- EXERCISE BRIEF: The entries below are to be transcribed in full, without their images.

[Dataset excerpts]
= = = =
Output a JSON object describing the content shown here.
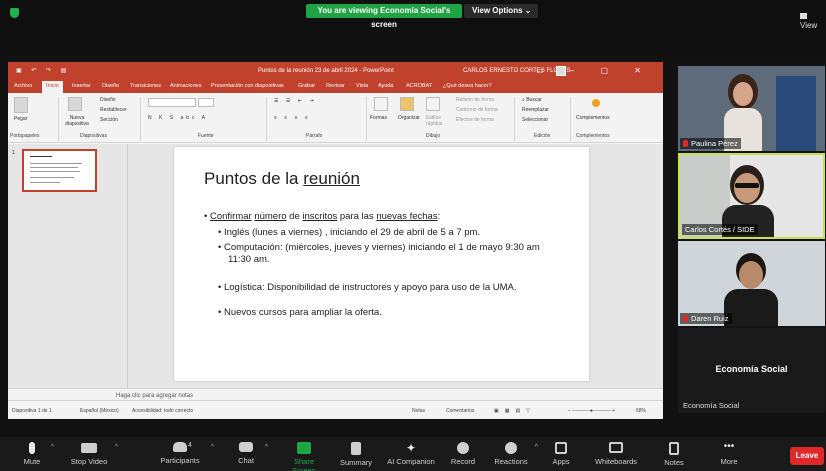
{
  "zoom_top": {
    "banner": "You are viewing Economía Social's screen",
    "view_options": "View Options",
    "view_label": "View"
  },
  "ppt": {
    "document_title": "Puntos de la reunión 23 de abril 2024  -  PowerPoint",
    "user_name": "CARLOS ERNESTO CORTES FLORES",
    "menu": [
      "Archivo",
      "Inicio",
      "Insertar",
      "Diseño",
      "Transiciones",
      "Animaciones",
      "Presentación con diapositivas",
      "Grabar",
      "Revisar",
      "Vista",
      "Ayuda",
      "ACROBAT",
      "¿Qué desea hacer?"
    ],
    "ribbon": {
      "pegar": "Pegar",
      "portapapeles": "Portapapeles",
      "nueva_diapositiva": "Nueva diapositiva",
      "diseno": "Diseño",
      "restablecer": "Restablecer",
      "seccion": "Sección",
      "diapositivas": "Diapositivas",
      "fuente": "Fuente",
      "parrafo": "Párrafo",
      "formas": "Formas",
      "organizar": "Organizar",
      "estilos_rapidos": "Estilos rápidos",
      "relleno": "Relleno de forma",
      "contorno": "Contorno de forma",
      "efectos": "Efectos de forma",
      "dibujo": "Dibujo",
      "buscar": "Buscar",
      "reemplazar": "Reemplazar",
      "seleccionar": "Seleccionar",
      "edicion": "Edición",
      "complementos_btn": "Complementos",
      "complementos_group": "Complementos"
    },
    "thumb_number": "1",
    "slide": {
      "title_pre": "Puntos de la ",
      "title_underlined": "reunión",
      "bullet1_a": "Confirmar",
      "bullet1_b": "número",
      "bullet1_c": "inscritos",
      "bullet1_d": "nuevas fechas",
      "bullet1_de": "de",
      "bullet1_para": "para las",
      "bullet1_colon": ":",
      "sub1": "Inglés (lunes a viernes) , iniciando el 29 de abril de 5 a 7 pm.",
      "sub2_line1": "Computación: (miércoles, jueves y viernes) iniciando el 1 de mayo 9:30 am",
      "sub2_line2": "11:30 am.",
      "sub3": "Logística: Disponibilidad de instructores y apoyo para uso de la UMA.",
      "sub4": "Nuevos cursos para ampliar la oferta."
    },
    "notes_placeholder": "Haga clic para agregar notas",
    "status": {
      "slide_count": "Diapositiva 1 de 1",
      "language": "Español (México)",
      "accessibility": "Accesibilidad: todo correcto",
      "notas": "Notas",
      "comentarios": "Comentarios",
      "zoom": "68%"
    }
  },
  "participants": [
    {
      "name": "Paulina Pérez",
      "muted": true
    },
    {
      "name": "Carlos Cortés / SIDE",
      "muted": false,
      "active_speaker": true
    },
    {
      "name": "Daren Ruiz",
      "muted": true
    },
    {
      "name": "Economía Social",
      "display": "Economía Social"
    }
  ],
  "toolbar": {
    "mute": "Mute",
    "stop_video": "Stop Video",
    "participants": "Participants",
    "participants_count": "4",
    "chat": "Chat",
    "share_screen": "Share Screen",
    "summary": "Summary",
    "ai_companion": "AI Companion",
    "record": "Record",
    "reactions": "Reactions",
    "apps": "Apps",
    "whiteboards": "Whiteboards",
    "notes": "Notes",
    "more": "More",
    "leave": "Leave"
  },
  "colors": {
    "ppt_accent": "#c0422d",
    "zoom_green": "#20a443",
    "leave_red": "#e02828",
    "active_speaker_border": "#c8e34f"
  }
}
= = = =
- ANSWER TO THIS EXERCISE:
Output a JSON object describing the content shown here.
{
  "zoom_top": {
    "banner": "You are viewing Economía Social's screen",
    "view_options": "View Options",
    "view_label": "View"
  },
  "ppt": {
    "document_title": "Puntos de la reunión 23 de abril 2024  -  PowerPoint",
    "user_name": "CARLOS ERNESTO CORTES FLORES",
    "menu": [
      "Archivo",
      "Inicio",
      "Insertar",
      "Diseño",
      "Transiciones",
      "Animaciones",
      "Presentación con diapositivas",
      "Grabar",
      "Revisar",
      "Vista",
      "Ayuda",
      "ACROBAT",
      "¿Qué desea hacer?"
    ],
    "ribbon": {
      "pegar": "Pegar",
      "portapapeles": "Portapapeles",
      "nueva_diapositiva": "Nueva diapositiva",
      "diseno": "Diseño",
      "restablecer": "Restablecer",
      "seccion": "Sección",
      "diapositivas": "Diapositivas",
      "fuente": "Fuente",
      "parrafo": "Párrafo",
      "formas": "Formas",
      "organizar": "Organizar",
      "estilos_rapidos": "Estilos rápidos",
      "relleno": "Relleno de forma",
      "contorno": "Contorno de forma",
      "efectos": "Efectos de forma",
      "dibujo": "Dibujo",
      "buscar": "Buscar",
      "reemplazar": "Reemplazar",
      "seleccionar": "Seleccionar",
      "edicion": "Edición",
      "complementos_btn": "Complementos",
      "complementos_group": "Complementos"
    },
    "thumb_number": "1",
    "slide": {
      "title_pre": "Puntos de la ",
      "title_underlined": "reunión",
      "bullet1_a": "Confirmar",
      "bullet1_b": "número",
      "bullet1_c": "inscritos",
      "bullet1_d": "nuevas fechas",
      "bullet1_de": "de",
      "bullet1_para": "para las",
      "bullet1_colon": ":",
      "sub1": "Inglés (lunes a viernes) , iniciando el 29 de abril de 5 a 7 pm.",
      "sub2_line1": "Computación: (miércoles, jueves y viernes) iniciando el 1 de mayo 9:30 am",
      "sub2_line2": "11:30 am.",
      "sub3": "Logística: Disponibilidad de instructores y apoyo para uso de la UMA.",
      "sub4": "Nuevos cursos para ampliar la oferta."
    },
    "notes_placeholder": "Haga clic para agregar notas",
    "status": {
      "slide_count": "Diapositiva 1 de 1",
      "language": "Español (México)",
      "accessibility": "Accesibilidad: todo correcto",
      "notas": "Notas",
      "comentarios": "Comentarios",
      "zoom": "68%"
    }
  },
  "participants": [
    {
      "name": "Paulina Pérez",
      "muted": true
    },
    {
      "name": "Carlos Cortés / SIDE",
      "muted": false,
      "active_speaker": true
    },
    {
      "name": "Daren Ruiz",
      "muted": true
    },
    {
      "name": "Economía Social",
      "display": "Economía Social"
    }
  ],
  "toolbar": {
    "mute": "Mute",
    "stop_video": "Stop Video",
    "participants": "Participants",
    "participants_count": "4",
    "chat": "Chat",
    "share_screen": "Share Screen",
    "summary": "Summary",
    "ai_companion": "AI Companion",
    "record": "Record",
    "reactions": "Reactions",
    "apps": "Apps",
    "whiteboards": "Whiteboards",
    "notes": "Notes",
    "more": "More",
    "leave": "Leave"
  },
  "colors": {
    "ppt_accent": "#c0422d",
    "zoom_green": "#20a443",
    "leave_red": "#e02828",
    "active_speaker_border": "#c8e34f"
  }
}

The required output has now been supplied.